- **STATED PROBLEM**
Please extend the PCA lesson below, picking up after its final listed step and keeping its style.

- **ARTICLE**
* * *

Classical ML - Advanced - 15 min

Learn PCA — Dimensionality Reduction

A free visual AI and machine learning lesson with an interactive 3D visualization, plain-English theory, and quiz.

Last updated: 2026-05-13.

Simple theory: PCA reduces many features into fewer new features while keeping as much useful variation as possible. It finds the strongest directions in the data and projects points onto them.

A dataset with 1000 features is impossible to visualise. Many features are correlated — redundant. PCA (Principal Component Analysis) finds a smaller set of new features that capture most of the variance. You can go from 1000 dimensions to 50 and keep 95% of the information — making models faster, visualisation possible, and noise reduced.

How PCA works

  • Step 1: Standardise data (zero mean, unit variance) — PCA is scale-sensitive
  • Step 2: Compute covariance matrix Σ — captures how features vary together
  • Step 3: Find eigenvectors and eigenvalues of Σ — eigenvectors are the principal component directions
  • Step 4: Sort eigenvectors by eigenvalue (highest = most variance explained)

* * *

- **RECORD EXCERPTS**
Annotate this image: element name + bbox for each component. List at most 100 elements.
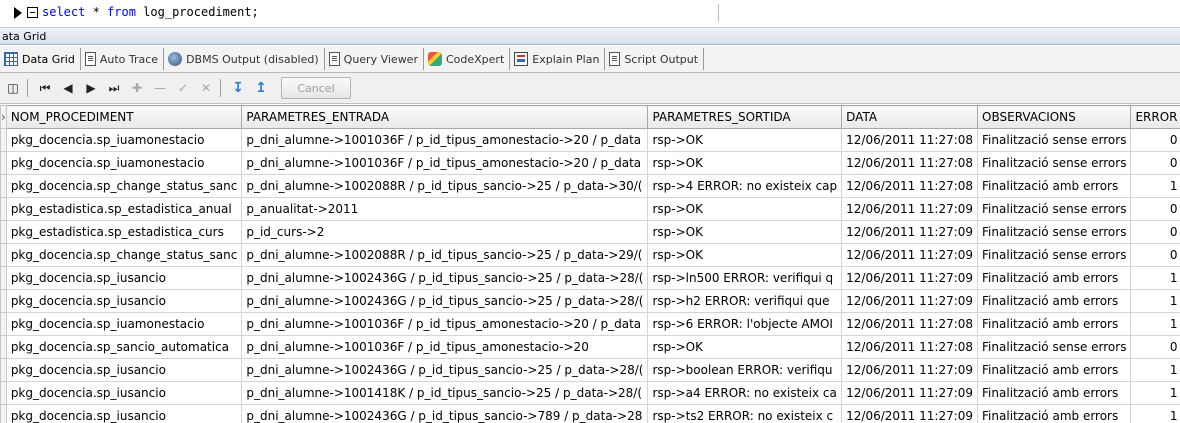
table-cell[interactable]: p_dni_alumne->1002088R / p_id_tipus_sanc… <box>241 243 649 267</box>
table-cell[interactable]: Finalització amb errors <box>977 381 1132 405</box>
tab-data-grid[interactable]: Data Grid <box>0 48 81 70</box>
column-header[interactable]: PARAMETRES_SORTIDA <box>647 105 843 129</box>
table-cell[interactable]: rsp->OK <box>647 197 843 221</box>
table-cell[interactable]: p_dni_alumne->1001036F / p_id_tipus_amon… <box>241 151 649 175</box>
table-cell[interactable]: 1 <box>1130 358 1180 382</box>
table-cell[interactable]: Finalització amb errors <box>977 312 1132 336</box>
table-cell[interactable]: pkg_docencia.sp_iuamonestacio <box>5 151 243 175</box>
table-cell[interactable]: pkg_docencia.sp_iusancio <box>5 404 243 423</box>
table-cell[interactable]: 0 <box>1130 335 1180 359</box>
table-row[interactable]: pkg_docencia.sp_iuamonestacio p_dni_alumn… <box>0 312 1180 336</box>
table-cell[interactable]: pkg_docencia.sp_iusancio <box>5 289 243 313</box>
table-cell[interactable]: rsp->6 ERROR: l'objecte AMOI <box>647 312 843 336</box>
insert-row-icon[interactable]: ✚ <box>127 78 147 98</box>
table-cell[interactable]: rsp->boolean ERROR: verifiqu <box>647 358 843 382</box>
table-cell[interactable]: rsp->a4 ERROR: no existeix ca <box>647 381 843 405</box>
table-cell[interactable]: 1 <box>1130 404 1180 423</box>
table-cell[interactable]: p_dni_alumne->1002436G / p_id_tipus_sanc… <box>241 289 649 313</box>
column-header[interactable]: NOM_PROCEDIMENT <box>5 105 243 129</box>
table-cell[interactable]: p_dni_alumne->1001036F / p_id_tipus_amon… <box>241 312 649 336</box>
table-cell[interactable]: 0 <box>1130 243 1180 267</box>
table-cell[interactable]: pkg_docencia.sp_change_status_sanc <box>5 243 243 267</box>
table-cell[interactable]: pkg_docencia.sp_sancio_automatica <box>5 335 243 359</box>
post-edit-icon[interactable]: ✓ <box>173 78 193 98</box>
column-header[interactable]: OBSERVACIONS <box>977 105 1132 129</box>
collapse-icon[interactable] <box>27 7 38 18</box>
table-cell[interactable]: rsp->OK <box>647 128 843 152</box>
column-header[interactable]: PARAMETRES_ENTRADA <box>241 105 649 129</box>
table-cell[interactable]: pkg_docencia.sp_iuamonestacio <box>5 312 243 336</box>
fetch-all-icon[interactable]: ↥ <box>251 78 271 98</box>
table-row[interactable]: pkg_docencia.sp_iusancio p_dni_alumne->10… <box>0 358 1180 382</box>
table-cell[interactable]: rsp->OK <box>647 335 843 359</box>
tab-query-viewer[interactable]: Query Viewer <box>325 48 424 70</box>
table-row[interactable]: pkg_docencia.sp_change_status_sanc p_dni_… <box>0 243 1180 267</box>
tab-dbms-output[interactable]: DBMS Output (disabled) <box>164 48 325 70</box>
table-cell[interactable]: p_dni_alumne->1002436G / p_id_tipus_sanc… <box>241 358 649 382</box>
table-cell[interactable]: rsp->OK <box>647 151 843 175</box>
table-cell[interactable]: 0 <box>1130 151 1180 175</box>
tab-explain-plan[interactable]: Explain Plan <box>510 48 606 70</box>
prev-record-icon[interactable]: ◀ <box>58 78 78 98</box>
table-cell[interactable]: pkg_docencia.sp_iusancio <box>5 358 243 382</box>
table-cell[interactable]: 0 <box>1130 197 1180 221</box>
table-cell[interactable]: Finalització amb errors <box>977 266 1132 290</box>
table-row[interactable]: pkg_docencia.sp_iusancio p_dni_alumne->10… <box>0 289 1180 313</box>
table-cell[interactable]: 0 <box>1130 128 1180 152</box>
table-cell[interactable]: pkg_estadistica.sp_estadistica_anual <box>5 197 243 221</box>
table-cell[interactable]: rsp->ts2 ERROR: no existeix c <box>647 404 843 423</box>
table-cell[interactable]: p_dni_alumne->1001036F / p_id_tipus_amon… <box>241 128 649 152</box>
table-cell[interactable]: p_dni_alumne->1002436G / p_id_tipus_sanc… <box>241 266 649 290</box>
sql-editor[interactable]: select * from log_procediment; <box>0 0 1180 28</box>
table-cell[interactable]: pkg_docencia.sp_iusancio <box>5 266 243 290</box>
table-cell[interactable]: Finalització amb errors <box>977 358 1132 382</box>
cancel-button[interactable]: Cancel <box>281 77 351 99</box>
execute-arrow-icon[interactable] <box>14 7 22 19</box>
table-cell[interactable]: p_dni_alumne->1002436G / p_id_tipus_sanc… <box>241 404 649 423</box>
export-icon[interactable]: ◫ <box>3 78 23 98</box>
table-cell[interactable]: 12/06/2011 11:27:09 <box>841 381 979 405</box>
table-cell[interactable]: Finalització sense errors <box>977 197 1132 221</box>
table-cell[interactable]: pkg_estadistica.sp_estadistica_curs <box>5 220 243 244</box>
column-header[interactable]: DATA <box>841 105 979 129</box>
table-cell[interactable]: 12/06/2011 11:27:09 <box>841 358 979 382</box>
cancel-edit-icon[interactable]: ✕ <box>196 78 216 98</box>
table-row[interactable]: pkg_docencia.sp_iusancio p_dni_alumne->10… <box>0 381 1180 405</box>
table-row[interactable]: pkg_docencia.sp_sancio_automatica p_dni_a… <box>0 335 1180 359</box>
table-row[interactable]: pkg_estadistica.sp_estadistica_anual p_an… <box>0 197 1180 221</box>
table-cell[interactable]: Finalització sense errors <box>977 151 1132 175</box>
table-cell[interactable]: rsp->h2 ERROR: verifiqui que <box>647 289 843 313</box>
table-row[interactable]: pkg_docencia.sp_change_status_sanc p_dni_… <box>0 174 1180 198</box>
table-cell[interactable]: 12/06/2011 11:27:09 <box>841 220 979 244</box>
table-cell[interactable]: 12/06/2011 11:27:08 <box>841 335 979 359</box>
table-cell[interactable]: rsp->OK <box>647 220 843 244</box>
table-row[interactable]: pkg_docencia.sp_iuamonestacio p_dni_alumn… <box>0 151 1180 175</box>
table-row[interactable]: pkg_docencia.sp_iuamonestacio p_dni_alumn… <box>0 128 1180 152</box>
column-header[interactable]: ERROR <box>1130 105 1180 129</box>
table-row[interactable]: pkg_docencia.sp_iusancio p_dni_alumne->10… <box>0 266 1180 290</box>
table-cell[interactable]: 12/06/2011 11:27:08 <box>841 151 979 175</box>
table-cell[interactable]: 12/06/2011 11:27:09 <box>841 289 979 313</box>
table-cell[interactable]: Finalització sense errors <box>977 335 1132 359</box>
table-cell[interactable]: Finalització amb errors <box>977 289 1132 313</box>
table-cell[interactable]: 1 <box>1130 312 1180 336</box>
table-row[interactable]: pkg_docencia.sp_iusancio p_dni_alumne->10… <box>0 404 1180 423</box>
table-cell[interactable]: 0 <box>1130 220 1180 244</box>
table-cell[interactable]: 12/06/2011 11:27:08 <box>841 128 979 152</box>
table-cell[interactable]: Finalització sense errors <box>977 220 1132 244</box>
table-cell[interactable]: Finalització sense errors <box>977 243 1132 267</box>
table-cell[interactable]: 1 <box>1130 266 1180 290</box>
tab-codexpert[interactable]: CodeXpert <box>424 48 511 70</box>
table-cell[interactable]: p_dni_alumne->1002088R / p_id_tipus_sanc… <box>241 174 649 198</box>
table-cell[interactable]: rsp->ln500 ERROR: verifiqui q <box>647 266 843 290</box>
table-cell[interactable]: Finalització amb errors <box>977 404 1132 423</box>
fetch-data-icon[interactable]: ↧ <box>228 78 248 98</box>
table-cell[interactable]: 1 <box>1130 174 1180 198</box>
table-cell[interactable]: pkg_docencia.sp_change_status_sanc <box>5 174 243 198</box>
table-row[interactable]: pkg_estadistica.sp_estadistica_curs p_id_… <box>0 220 1180 244</box>
table-cell[interactable]: 1 <box>1130 289 1180 313</box>
table-cell[interactable]: Finalització amb errors <box>977 174 1132 198</box>
next-record-icon[interactable]: ▶ <box>81 78 101 98</box>
tab-auto-trace[interactable]: Auto Trace <box>81 48 165 70</box>
table-cell[interactable]: 12/06/2011 11:27:09 <box>841 243 979 267</box>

* * *

- **WRITTEN ANSWER**
  • Step 5: Project data onto top K eigenvectors → K-dimensional representation
Covariance matrix:
  Σ = (1/n) × XᵀX  (after mean-centering X)

Eigendecomposition:
  Σ × vᵢ = λᵢ × vᵢ
  vᵢ = i-th principal component direction (eigenvector)
  λᵢ = variance explained by PCᵢ (eigenvalue)

Variance explained ratio:
  VEᵢ = λᵢ / Σλⱼ

Projection to K dimensions:
  X_reduced = X × [v₁ | v₂ | ... | vₖ]

Example (face images, 4096 pixels → PCA):
  PC1 explains 42% variance  (overall brightness)
  PC2 explains 18% variance  (left-right lighting)
  PC3 explains  9% variance  (facial structure)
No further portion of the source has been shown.